=== Instructions for the task ===
Set down all of the lines below exactly as they are given.

=== Data records ===
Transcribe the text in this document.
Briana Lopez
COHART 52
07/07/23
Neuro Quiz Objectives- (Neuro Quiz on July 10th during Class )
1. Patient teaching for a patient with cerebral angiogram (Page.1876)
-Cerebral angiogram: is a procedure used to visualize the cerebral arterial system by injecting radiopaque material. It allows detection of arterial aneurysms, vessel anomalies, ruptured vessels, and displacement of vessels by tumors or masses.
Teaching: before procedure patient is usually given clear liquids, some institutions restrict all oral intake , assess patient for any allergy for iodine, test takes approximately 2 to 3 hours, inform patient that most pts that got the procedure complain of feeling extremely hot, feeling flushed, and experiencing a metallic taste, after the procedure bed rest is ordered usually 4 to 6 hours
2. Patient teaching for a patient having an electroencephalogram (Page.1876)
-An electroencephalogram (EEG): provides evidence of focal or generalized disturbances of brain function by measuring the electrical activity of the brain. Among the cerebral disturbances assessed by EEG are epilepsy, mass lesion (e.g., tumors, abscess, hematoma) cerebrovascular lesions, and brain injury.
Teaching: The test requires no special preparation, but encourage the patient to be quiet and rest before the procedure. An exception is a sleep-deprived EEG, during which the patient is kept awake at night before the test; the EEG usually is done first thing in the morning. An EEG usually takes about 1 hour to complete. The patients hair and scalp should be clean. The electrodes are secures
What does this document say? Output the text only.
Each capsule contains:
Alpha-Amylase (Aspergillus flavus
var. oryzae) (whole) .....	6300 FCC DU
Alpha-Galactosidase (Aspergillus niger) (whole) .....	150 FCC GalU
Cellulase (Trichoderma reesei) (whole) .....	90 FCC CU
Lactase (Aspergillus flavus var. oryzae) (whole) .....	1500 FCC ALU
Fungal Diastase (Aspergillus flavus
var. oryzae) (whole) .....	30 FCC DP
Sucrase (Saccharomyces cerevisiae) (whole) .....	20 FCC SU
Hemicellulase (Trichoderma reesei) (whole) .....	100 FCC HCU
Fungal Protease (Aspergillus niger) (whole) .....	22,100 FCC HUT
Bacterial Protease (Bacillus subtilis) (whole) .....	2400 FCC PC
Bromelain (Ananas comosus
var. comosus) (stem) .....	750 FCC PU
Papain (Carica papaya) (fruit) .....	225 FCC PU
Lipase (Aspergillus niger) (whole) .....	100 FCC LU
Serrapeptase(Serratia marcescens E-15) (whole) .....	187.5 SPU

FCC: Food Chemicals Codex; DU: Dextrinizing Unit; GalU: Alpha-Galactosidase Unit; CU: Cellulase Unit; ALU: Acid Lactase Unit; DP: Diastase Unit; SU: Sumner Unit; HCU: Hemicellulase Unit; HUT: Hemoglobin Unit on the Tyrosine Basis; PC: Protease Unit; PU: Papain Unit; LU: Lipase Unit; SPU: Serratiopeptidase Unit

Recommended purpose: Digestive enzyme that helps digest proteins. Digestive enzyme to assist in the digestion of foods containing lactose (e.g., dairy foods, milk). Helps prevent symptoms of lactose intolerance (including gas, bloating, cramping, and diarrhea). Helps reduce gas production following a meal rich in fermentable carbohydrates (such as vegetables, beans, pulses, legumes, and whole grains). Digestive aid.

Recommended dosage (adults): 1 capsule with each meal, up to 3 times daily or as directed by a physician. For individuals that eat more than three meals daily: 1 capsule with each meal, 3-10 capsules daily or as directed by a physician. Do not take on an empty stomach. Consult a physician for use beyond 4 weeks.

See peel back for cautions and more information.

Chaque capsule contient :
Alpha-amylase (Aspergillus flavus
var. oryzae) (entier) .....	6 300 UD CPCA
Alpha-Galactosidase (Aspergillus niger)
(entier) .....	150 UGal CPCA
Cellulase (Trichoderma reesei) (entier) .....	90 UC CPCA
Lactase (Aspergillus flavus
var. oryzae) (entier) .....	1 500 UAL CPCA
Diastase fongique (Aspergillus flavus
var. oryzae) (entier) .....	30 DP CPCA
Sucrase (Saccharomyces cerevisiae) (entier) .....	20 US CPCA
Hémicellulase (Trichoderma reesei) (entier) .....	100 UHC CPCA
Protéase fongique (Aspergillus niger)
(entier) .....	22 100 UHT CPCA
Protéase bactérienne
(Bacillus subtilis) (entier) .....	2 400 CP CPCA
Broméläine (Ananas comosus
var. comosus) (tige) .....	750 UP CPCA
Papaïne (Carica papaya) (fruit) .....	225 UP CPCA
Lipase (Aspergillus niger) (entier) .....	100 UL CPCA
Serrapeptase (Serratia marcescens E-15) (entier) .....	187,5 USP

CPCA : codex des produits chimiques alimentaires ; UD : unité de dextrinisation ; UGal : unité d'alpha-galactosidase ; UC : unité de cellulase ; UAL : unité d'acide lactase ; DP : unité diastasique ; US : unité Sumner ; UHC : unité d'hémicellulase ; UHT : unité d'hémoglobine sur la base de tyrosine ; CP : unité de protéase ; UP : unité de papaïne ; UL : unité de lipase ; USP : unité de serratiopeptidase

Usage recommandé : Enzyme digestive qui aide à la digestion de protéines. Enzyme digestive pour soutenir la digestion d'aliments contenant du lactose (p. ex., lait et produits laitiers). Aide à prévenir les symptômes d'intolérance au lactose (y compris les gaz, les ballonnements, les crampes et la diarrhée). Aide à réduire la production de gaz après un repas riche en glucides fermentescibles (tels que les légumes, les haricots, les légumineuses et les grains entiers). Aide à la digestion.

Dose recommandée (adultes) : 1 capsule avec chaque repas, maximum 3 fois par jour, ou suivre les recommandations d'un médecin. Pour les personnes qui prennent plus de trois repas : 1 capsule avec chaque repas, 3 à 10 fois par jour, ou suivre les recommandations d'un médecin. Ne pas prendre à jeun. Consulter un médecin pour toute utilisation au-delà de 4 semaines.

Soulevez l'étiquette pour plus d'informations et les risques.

=== Written response ===
Transcribe the text in this document.
Briana Lopez
COHART 52
07/07/23
Neuro Quiz Objectives- (Neuro Quiz on July 10th during Class )
1. Patient teaching for a patient with cerebral angiogram (Page.1876)
-Cerebral angiogram: is a procedure used to visualize the cerebral arterial system by injecting radiopaque material. It allows detection of arterial aneurysms, vessel anomalies, ruptured vessels, and displacement of vessels by tumors or masses.
Teaching: before procedure patient is usually given clear liquids, some institutions restrict all oral intake , assess patient for any allergy for iodine, test takes approximately 2 to 3 hours, inform patient that most pts that got the procedure complain of feeling extremely hot, feeling flushed, and experiencing a metallic taste, after the procedure bed rest is ordered usually 4 to 6 hours
2. Patient teaching for a patient having an electroencephalogram (Page.1876)
-An electroencephalogram (EEG): provides evidence of focal or generalized disturbances of brain function by measuring the electrical activity of the brain. Among the cerebral disturbances assessed by EEG are epilepsy, mass lesion (e.g., tumors, abscess, hematoma) cerebrovascular lesions, and brain injury.
Teaching: The test requires no special preparation, but encourage the patient to be quiet and rest before the procedure. An exception is a sleep-deprived EEG, during which the patient is kept awake at night before the test; the EEG usually is done first thing in the morning. An EEG usually takes about 1 hour to complete. The patients hair and scalp should be clean. The electrodes are secures
What does this document say? Output the text only.
Each capsule contains:
Alpha-Amylase (Aspergillus flavus
var. oryzae) (whole) .....	6300 FCC DU
Alpha-Galactosidase (Aspergillus niger) (whole) .....	150 FCC GalU
Cellulase (Trichoderma reesei) (whole) .....	90 FCC CU
Lactase (Aspergillus flavus var. oryzae) (whole) .....	1500 FCC ALU
Fungal Diastase (Aspergillus flavus
var. oryzae) (whole) .....	30 FCC DP
Sucrase (Saccharomyces cerevisiae) (whole) .....	20 FCC SU
Hemicellulase (Trichoderma reesei) (whole) .....	100 FCC HCU
Fungal Protease (Aspergillus niger) (whole) .....	22,100 FCC HUT
Bacterial Protease (Bacillus subtilis) (whole) .....	2400 FCC PC
Bromelain (Ananas comosus
var. comosus) (stem) .....	750 FCC PU
Papain (Carica papaya) (fruit) .....	225 FCC PU
Lipase (Aspergillus niger) (whole) .....	100 FCC LU
Serrapeptase(Serratia marcescens E-15) (whole) .....	187.5 SPU

FCC: Food Chemicals Codex; DU: Dextrinizing Unit; GalU: Alpha-Galactosidase Unit; CU: Cellulase Unit; ALU: Acid Lactase Unit; DP: Diastase Unit; SU: Sumner Unit; HCU: Hemicellulase Unit; HUT: Hemoglobin Unit on the Tyrosine Basis; PC: Protease Unit; PU: Papain Unit; LU: Lipase Unit; SPU: Serratiopeptidase Unit

Recommended purpose: Digestive enzyme that helps digest proteins. Digestive enzyme to assist in the digestion of foods containing lactose (e.g., dairy foods, milk). Helps prevent symptoms of lactose intolerance (including gas, bloating, cramping, and diarrhea). Helps reduce gas production following a meal rich in fermentable carbohydrates (such as vegetables, beans, pulses, legumes, and whole grains). Digestive aid.

Recommended dosage (adults): 1 capsule with each meal, up to 3 times daily or as directed by a physician. For individuals that eat more than three meals daily: 1 capsule with each meal, 3-10 capsules daily or as directed by a physician. Do not take on an empty stomach. Consult a physician for use beyond 4 weeks.

See peel back for cautions and more information.

Chaque capsule contient :
Alpha-amylase (Aspergillus flavus
var. oryzae) (entier) .....	6 300 UD CPCA
Alpha-Galactosidase (Aspergillus niger)
(entier) .....	150 UGal CPCA
Cellulase (Trichoderma reesei) (entier) .....	90 UC CPCA
Lactase (Aspergillus flavus
var. oryzae) (entier) .....	1 500 UAL CPCA
Diastase fongique (Aspergillus flavus
var. oryzae) (entier) .....	30 DP CPCA
Sucrase (Saccharomyces cerevisiae) (entier) .....	20 US CPCA
Hémicellulase (Trichoderma reesei) (entier) .....	100 UHC CPCA
Protéase fongique (Aspergillus niger)
(entier) .....	22 100 UHT CPCA
Protéase bactérienne
(Bacillus subtilis) (entier) .....	2 400 CP CPCA
Broméläine (Ananas comosus
var. comosus) (tige) .....	750 UP CPCA
Papaïne (Carica papaya) (fruit) .....	225 UP CPCA
Lipase (Aspergillus niger) (entier) .....	100 UL CPCA
Serrapeptase (Serratia marcescens E-15) (entier) .....	187,5 USP

CPCA : codex des produits chimiques alimentaires ; UD : unité de dextrinisation ; UGal : unité d'alpha-galactosidase ; UC : unité de cellulase ; UAL : unité d'acide lactase ; DP : unité diastasique ; US : unité Sumner ; UHC : unité d'hémicellulase ; UHT : unité d'hémoglobine sur la base de tyrosine ; CP : unité de protéase ; UP : unité de papaïne ; UL : unité de lipase ; USP : unité de serratiopeptidase

Usage recommandé : Enzyme digestive qui aide à la digestion de protéines. Enzyme digestive pour soutenir la digestion d'aliments contenant du lactose (p. ex., lait et produits laitiers). Aide à prévenir les symptômes d'intolérance au lactose (y compris les gaz, les ballonnements, les crampes et la diarrhée). Aide à réduire la production de gaz après un repas riche en glucides fermentescibles (tels que les légumes, les haricots, les légumineuses et les grains entiers). Aide à la digestion.

Dose recommandée (adultes) : 1 capsule avec chaque repas, maximum 3 fois par jour, ou suivre les recommandations d'un médecin. Pour les personnes qui prennent plus de trois repas : 1 capsule avec chaque repas, 3 à 10 fois par jour, ou suivre les recommandations d'un médecin. Ne pas prendre à jeun. Consulter un médecin pour toute utilisation au-delà de 4 semaines.

Soulevez l'étiquette pour plus d'informations et les risques.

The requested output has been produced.